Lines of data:
####################

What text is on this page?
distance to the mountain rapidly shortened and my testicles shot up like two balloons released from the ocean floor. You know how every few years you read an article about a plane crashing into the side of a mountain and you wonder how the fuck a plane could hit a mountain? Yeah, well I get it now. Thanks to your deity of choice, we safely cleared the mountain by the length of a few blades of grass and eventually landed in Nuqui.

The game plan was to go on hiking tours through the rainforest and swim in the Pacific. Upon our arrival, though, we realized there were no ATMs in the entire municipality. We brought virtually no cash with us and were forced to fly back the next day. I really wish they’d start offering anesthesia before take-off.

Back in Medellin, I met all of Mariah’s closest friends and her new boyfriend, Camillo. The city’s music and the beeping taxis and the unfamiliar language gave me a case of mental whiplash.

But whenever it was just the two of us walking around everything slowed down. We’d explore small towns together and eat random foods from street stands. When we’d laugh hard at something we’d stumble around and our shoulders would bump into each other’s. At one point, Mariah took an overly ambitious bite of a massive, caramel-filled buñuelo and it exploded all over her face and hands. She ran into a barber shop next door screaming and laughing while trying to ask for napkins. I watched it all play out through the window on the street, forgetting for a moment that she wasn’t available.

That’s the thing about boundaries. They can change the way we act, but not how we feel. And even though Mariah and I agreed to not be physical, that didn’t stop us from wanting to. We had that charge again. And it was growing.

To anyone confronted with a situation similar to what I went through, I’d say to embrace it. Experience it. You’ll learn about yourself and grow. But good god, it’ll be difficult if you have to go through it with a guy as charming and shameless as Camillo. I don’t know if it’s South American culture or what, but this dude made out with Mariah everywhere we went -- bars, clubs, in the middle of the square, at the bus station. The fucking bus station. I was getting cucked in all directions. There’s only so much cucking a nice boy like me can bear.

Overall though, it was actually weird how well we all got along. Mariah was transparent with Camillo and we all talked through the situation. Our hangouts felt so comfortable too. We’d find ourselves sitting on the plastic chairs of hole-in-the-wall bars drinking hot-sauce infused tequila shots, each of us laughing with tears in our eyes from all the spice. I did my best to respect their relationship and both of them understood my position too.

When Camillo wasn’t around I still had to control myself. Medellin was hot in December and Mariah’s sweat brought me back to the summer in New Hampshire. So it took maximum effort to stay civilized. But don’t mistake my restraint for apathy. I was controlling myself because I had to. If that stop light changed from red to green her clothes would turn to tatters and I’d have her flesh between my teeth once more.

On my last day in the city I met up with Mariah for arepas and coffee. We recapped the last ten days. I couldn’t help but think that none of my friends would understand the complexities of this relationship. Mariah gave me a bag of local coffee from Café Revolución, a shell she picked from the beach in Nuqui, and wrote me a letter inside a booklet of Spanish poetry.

####################

Goal:
Search the entries for the word "friends", then gather every line that has it.

Final result:
Back in Medellin, I met all of Mariah’s closest friends and her new boyfriend, Camillo. The city’s music and the beeping taxis and the unfamiliar language gave me a case of mental whiplash.
On my last day in the city I met up with Mariah for arepas and coffee. We recapped the last ten days. I couldn’t help but think that none of my friends would understand the complexities of this relationship. Mariah gave me a bag of local coffee from Café Revolución, a shell she picked from the beach in Nuqui, and wrote me a letter inside a booklet of Spanish poetry.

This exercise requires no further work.